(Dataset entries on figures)
■ ■ ■

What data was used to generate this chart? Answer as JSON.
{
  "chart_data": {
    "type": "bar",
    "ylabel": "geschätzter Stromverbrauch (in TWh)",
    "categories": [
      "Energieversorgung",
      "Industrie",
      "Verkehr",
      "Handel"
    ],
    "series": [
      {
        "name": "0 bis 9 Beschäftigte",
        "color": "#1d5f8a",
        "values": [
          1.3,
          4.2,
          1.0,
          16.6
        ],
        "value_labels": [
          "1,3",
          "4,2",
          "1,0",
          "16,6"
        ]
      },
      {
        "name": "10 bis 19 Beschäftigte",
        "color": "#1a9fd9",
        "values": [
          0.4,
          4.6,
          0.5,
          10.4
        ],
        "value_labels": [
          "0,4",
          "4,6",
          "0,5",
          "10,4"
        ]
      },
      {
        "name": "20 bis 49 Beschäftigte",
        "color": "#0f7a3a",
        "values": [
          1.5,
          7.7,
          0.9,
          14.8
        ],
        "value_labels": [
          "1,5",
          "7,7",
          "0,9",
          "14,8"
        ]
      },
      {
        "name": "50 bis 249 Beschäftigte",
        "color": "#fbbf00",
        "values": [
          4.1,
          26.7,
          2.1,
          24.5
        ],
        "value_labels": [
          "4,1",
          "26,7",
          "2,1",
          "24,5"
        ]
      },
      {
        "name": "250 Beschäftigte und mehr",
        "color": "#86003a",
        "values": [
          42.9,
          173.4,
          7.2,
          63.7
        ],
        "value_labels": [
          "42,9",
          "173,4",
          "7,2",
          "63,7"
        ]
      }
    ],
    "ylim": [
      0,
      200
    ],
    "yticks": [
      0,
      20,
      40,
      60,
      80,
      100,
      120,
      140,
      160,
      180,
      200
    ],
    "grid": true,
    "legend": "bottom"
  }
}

■ ■ ■

WHAT IS NEEDED = Copy all the records above precisely.

SOLUTION TO THIS PROBLEM =
What data was used to generate this chart? Answer as JSON.
{
  "chart_data": {
    "type": "bar",
    "ylabel": "geschätzter Stromverbrauch (in TWh)",
    "categories": [
      "Energieversorgung",
      "Industrie",
      "Verkehr",
      "Handel"
    ],
    "series": [
      {
        "name": "0 bis 9 Beschäftigte",
        "color": "#1d5f8a",
        "values": [
          1.3,
          4.2,
          1.0,
          16.6
        ],
        "value_labels": [
          "1,3",
          "4,2",
          "1,0",
          "16,6"
        ]
      },
      {
        "name": "10 bis 19 Beschäftigte",
        "color": "#1a9fd9",
        "values": [
          0.4,
          4.6,
          0.5,
          10.4
        ],
        "value_labels": [
          "0,4",
          "4,6",
          "0,5",
          "10,4"
        ]
      },
      {
        "name": "20 bis 49 Beschäftigte",
        "color": "#0f7a3a",
        "values": [
          1.5,
          7.7,
          0.9,
          14.8
        ],
        "value_labels": [
          "1,5",
          "7,7",
          "0,9",
          "14,8"
        ]
      },
      {
        "name": "50 bis 249 Beschäftigte",
        "color": "#fbbf00",
        "values": [
          4.1,
          26.7,
          2.1,
          24.5
        ],
        "value_labels": [
          "4,1",
          "26,7",
          "2,1",
          "24,5"
        ]
      },
      {
        "name": "250 Beschäftigte und mehr",
        "color": "#86003a",
        "values": [
          42.9,
          173.4,
          7.2,
          63.7
        ],
        "value_labels": [
          "42,9",
          "173,4",
          "7,2",
          "63,7"
        ]
      }
    ],
    "ylim": [
      0,
      200
    ],
    "yticks": [
      0,
      20,
      40,
      60,
      80,
      100,
      120,
      140,
      160,
      180,
      200
    ],
    "grid": true,
    "legend": "bottom"
  }
}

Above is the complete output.